### SHORT EXERCISE
Could you write out the records below exactly as they appear, leaving out any pictures?

---+---

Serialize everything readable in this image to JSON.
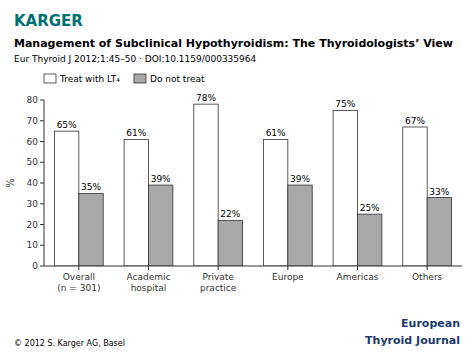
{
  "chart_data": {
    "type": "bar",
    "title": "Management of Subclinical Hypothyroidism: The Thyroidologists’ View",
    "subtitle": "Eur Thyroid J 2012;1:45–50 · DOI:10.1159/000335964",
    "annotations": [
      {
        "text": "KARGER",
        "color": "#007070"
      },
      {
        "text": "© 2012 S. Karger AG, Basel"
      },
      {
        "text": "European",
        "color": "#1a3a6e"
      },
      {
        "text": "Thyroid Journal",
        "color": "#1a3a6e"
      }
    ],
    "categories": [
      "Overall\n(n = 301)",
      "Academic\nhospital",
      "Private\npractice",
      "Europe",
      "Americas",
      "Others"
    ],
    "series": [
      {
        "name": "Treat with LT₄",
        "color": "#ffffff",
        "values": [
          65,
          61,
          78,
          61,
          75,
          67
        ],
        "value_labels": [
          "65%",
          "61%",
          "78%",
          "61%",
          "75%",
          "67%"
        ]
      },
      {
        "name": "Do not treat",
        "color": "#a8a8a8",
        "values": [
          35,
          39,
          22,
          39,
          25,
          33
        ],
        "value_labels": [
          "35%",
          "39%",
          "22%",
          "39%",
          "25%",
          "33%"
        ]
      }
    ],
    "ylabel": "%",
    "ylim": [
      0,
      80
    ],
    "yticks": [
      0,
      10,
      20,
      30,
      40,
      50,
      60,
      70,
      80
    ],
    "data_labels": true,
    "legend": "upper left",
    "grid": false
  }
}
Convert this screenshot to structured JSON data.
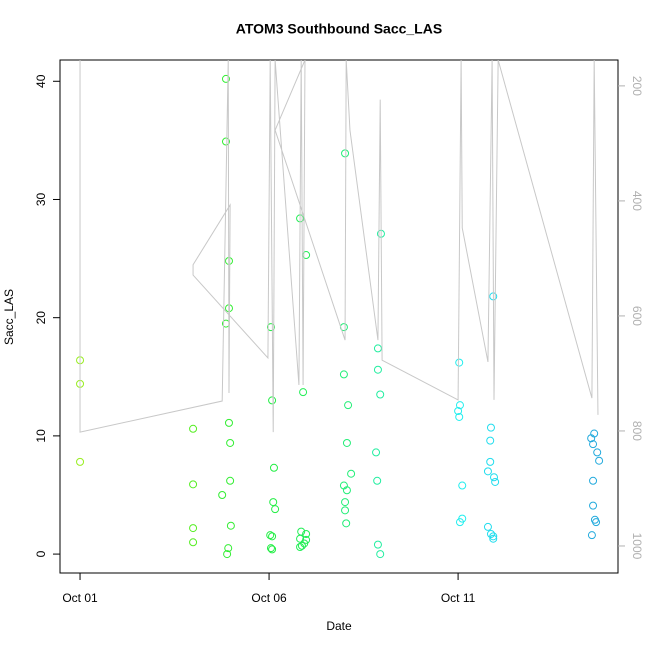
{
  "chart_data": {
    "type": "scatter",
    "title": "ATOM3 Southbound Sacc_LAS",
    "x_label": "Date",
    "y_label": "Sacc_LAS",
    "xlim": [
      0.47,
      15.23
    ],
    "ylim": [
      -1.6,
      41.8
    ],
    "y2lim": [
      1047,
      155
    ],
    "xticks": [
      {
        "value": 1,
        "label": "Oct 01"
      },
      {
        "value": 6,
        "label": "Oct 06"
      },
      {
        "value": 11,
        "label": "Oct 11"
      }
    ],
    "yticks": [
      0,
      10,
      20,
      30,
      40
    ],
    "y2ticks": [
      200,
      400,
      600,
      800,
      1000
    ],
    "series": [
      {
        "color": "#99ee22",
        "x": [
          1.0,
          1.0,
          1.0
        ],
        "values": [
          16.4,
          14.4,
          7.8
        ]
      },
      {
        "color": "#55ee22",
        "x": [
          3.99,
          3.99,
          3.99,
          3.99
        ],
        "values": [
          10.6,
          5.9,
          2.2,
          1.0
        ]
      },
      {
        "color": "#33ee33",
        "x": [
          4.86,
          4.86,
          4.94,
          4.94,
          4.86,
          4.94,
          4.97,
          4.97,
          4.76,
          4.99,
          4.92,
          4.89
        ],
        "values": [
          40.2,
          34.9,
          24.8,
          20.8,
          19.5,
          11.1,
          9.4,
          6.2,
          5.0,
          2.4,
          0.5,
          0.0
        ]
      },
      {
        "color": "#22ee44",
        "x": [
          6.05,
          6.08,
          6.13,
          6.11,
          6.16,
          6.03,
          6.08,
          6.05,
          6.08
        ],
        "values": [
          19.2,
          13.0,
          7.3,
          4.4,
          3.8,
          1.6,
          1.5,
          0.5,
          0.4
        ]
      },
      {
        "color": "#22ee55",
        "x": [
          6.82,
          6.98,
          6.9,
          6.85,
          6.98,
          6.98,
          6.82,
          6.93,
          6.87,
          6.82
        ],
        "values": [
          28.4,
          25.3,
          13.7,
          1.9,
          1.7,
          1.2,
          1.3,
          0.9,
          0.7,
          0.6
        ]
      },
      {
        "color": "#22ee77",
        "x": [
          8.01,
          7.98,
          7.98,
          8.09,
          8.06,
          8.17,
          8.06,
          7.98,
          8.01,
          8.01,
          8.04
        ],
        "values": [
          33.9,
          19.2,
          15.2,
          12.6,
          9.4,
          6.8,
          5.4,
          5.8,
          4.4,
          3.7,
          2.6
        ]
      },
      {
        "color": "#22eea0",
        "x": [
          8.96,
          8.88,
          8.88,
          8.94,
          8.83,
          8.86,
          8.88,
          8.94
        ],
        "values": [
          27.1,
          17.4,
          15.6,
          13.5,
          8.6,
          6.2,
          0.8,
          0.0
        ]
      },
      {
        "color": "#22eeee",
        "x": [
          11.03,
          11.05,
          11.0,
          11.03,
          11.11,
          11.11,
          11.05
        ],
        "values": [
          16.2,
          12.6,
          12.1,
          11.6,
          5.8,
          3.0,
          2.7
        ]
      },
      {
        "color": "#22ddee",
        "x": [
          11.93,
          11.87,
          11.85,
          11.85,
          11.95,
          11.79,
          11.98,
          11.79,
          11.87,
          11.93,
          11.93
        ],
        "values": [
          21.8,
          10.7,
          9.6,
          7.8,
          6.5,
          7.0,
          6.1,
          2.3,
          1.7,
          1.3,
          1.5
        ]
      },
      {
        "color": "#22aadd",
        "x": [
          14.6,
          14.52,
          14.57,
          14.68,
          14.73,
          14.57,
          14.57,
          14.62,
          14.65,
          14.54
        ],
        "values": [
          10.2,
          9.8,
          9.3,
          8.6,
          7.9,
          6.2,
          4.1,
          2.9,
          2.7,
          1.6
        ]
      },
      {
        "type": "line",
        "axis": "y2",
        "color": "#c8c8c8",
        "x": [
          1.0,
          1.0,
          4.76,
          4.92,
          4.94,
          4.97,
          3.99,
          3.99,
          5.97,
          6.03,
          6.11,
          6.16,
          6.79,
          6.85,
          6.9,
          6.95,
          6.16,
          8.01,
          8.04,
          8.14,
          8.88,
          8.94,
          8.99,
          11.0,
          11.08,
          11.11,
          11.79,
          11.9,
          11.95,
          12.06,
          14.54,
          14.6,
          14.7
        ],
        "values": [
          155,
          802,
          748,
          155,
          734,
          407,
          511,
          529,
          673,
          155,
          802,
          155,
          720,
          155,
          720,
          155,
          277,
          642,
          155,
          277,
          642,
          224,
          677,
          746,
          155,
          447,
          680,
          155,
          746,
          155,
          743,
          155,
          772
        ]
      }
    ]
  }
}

---+---

### CORRECT ANSWER
Serialize everything readable in this image to JSON.
{
  "chart_data": {
    "type": "bar",
    "title": "Management of Subclinical Hypothyroidism: The Thyroidologists’ View",
    "subtitle": "Eur Thyroid J 2012;1:45–50 · DOI:10.1159/000335964",
    "annotations": [
      {
        "text": "KARGER",
        "color": "#007070"
      },
      {
        "text": "© 2012 S. Karger AG, Basel"
      },
      {
        "text": "European",
        "color": "#1a3a6e"
      },
      {
        "text": "Thyroid Journal",
        "color": "#1a3a6e"
      }
    ],
    "categories": [
      "Overall\n(n = 301)",
      "Academic\nhospital",
      "Private\npractice",
      "Europe",
      "Americas",
      "Others"
    ],
    "series": [
      {
        "name": "Treat with LT₄",
        "color": "#ffffff",
        "values": [
          65,
          61,
          78,
          61,
          75,
          67
        ],
        "value_labels": [
          "65%",
          "61%",
          "78%",
          "61%",
          "75%",
          "67%"
        ]
      },
      {
        "name": "Do not treat",
        "color": "#a8a8a8",
        "values": [
          35,
          39,
          22,
          39,
          25,
          33
        ],
        "value_labels": [
          "35%",
          "39%",
          "22%",
          "39%",
          "25%",
          "33%"
        ]
      }
    ],
    "ylabel": "%",
    "ylim": [
      0,
      80
    ],
    "yticks": [
      0,
      10,
      20,
      30,
      40,
      50,
      60,
      70,
      80
    ],
    "data_labels": true,
    "legend": "upper left",
    "grid": false
  }
}
Convert this screenshot to structured JSON data.
{
  "chart_data": {
    "type": "scatter",
    "title": "ATOM3 Southbound Sacc_LAS",
    "x_label": "Date",
    "y_label": "Sacc_LAS",
    "xlim": [
      0.47,
      15.23
    ],
    "ylim": [
      -1.6,
      41.8
    ],
    "y2lim": [
      1047,
      155
    ],
    "xticks": [
      {
        "value": 1,
        "label": "Oct 01"
      },
      {
        "value": 6,
        "label": "Oct 06"
      },
      {
        "value": 11,
        "label": "Oct 11"
      }
    ],
    "yticks": [
      0,
      10,
      20,
      30,
      40
    ],
    "y2ticks": [
      200,
      400,
      600,
      800,
      1000
    ],
    "series": [
      {
        "color": "#99ee22",
        "x": [
          1.0,
          1.0,
          1.0
        ],
        "values": [
          16.4,
          14.4,
          7.8
        ]
      },
      {
        "color": "#55ee22",
        "x": [
          3.99,
          3.99,
          3.99,
          3.99
        ],
        "values": [
          10.6,
          5.9,
          2.2,
          1.0
        ]
      },
      {
        "color": "#33ee33",
        "x": [
          4.86,
          4.86,
          4.94,
          4.94,
          4.86,
          4.94,
          4.97,
          4.97,
          4.76,
          4.99,
          4.92,
          4.89
        ],
        "values": [
          40.2,
          34.9,
          24.8,
          20.8,
          19.5,
          11.1,
          9.4,
          6.2,
          5.0,
          2.4,
          0.5,
          0.0
        ]
      },
      {
        "color": "#22ee44",
        "x": [
          6.05,
          6.08,
          6.13,
          6.11,
          6.16,
          6.03,
          6.08,
          6.05,
          6.08
        ],
        "values": [
          19.2,
          13.0,
          7.3,
          4.4,
          3.8,
          1.6,
          1.5,
          0.5,
          0.4
        ]
      },
      {
        "color": "#22ee55",
        "x": [
          6.82,
          6.98,
          6.9,
          6.85,
          6.98,
          6.98,
          6.82,
          6.93,
          6.87,
          6.82
        ],
        "values": [
          28.4,
          25.3,
          13.7,
          1.9,
          1.7,
          1.2,
          1.3,
          0.9,
          0.7,
          0.6
        ]
      },
      {
        "color": "#22ee77",
        "x": [
          8.01,
          7.98,
          7.98,
          8.09,
          8.06,
          8.17,
          8.06,
          7.98,
          8.01,
          8.01,
          8.04
        ],
        "values": [
          33.9,
          19.2,
          15.2,
          12.6,
          9.4,
          6.8,
          5.4,
          5.8,
          4.4,
          3.7,
          2.6
        ]
      },
      {
        "color": "#22eea0",
        "x": [
          8.96,
          8.88,
          8.88,
          8.94,
          8.83,
          8.86,
          8.88,
          8.94
        ],
        "values": [
          27.1,
          17.4,
          15.6,
          13.5,
          8.6,
          6.2,
          0.8,
          0.0
        ]
      },
      {
        "color": "#22eeee",
        "x": [
          11.03,
          11.05,
          11.0,
          11.03,
          11.11,
          11.11,
          11.05
        ],
        "values": [
          16.2,
          12.6,
          12.1,
          11.6,
          5.8,
          3.0,
          2.7
        ]
      },
      {
        "color": "#22ddee",
        "x": [
          11.93,
          11.87,
          11.85,
          11.85,
          11.95,
          11.79,
          11.98,
          11.79,
          11.87,
          11.93,
          11.93
        ],
        "values": [
          21.8,
          10.7,
          9.6,
          7.8,
          6.5,
          7.0,
          6.1,
          2.3,
          1.7,
          1.3,
          1.5
        ]
      },
      {
        "color": "#22aadd",
        "x": [
          14.6,
          14.52,
          14.57,
          14.68,
          14.73,
          14.57,
          14.57,
          14.62,
          14.65,
          14.54
        ],
        "values": [
          10.2,
          9.8,
          9.3,
          8.6,
          7.9,
          6.2,
          4.1,
          2.9,
          2.7,
          1.6
        ]
      },
      {
        "type": "line",
        "axis": "y2",
        "color": "#c8c8c8",
        "x": [
          1.0,
          1.0,
          4.76,
          4.92,
          4.94,
          4.97,
          3.99,
          3.99,
          5.97,
          6.03,
          6.11,
          6.16,
          6.79,
          6.85,
          6.9,
          6.95,
          6.16,
          8.01,
          8.04,
          8.14,
          8.88,
          8.94,
          8.99,
          11.0,
          11.08,
          11.11,
          11.79,
          11.9,
          11.95,
          12.06,
          14.54,
          14.6,
          14.7
        ],
        "values": [
          155,
          802,
          748,
          155,
          734,
          407,
          511,
          529,
          673,
          155,
          802,
          155,
          720,
          155,
          720,
          155,
          277,
          642,
          155,
          277,
          642,
          224,
          677,
          746,
          155,
          447,
          680,
          155,
          746,
          155,
          743,
          155,
          772
        ]
      }
    ]
  }
}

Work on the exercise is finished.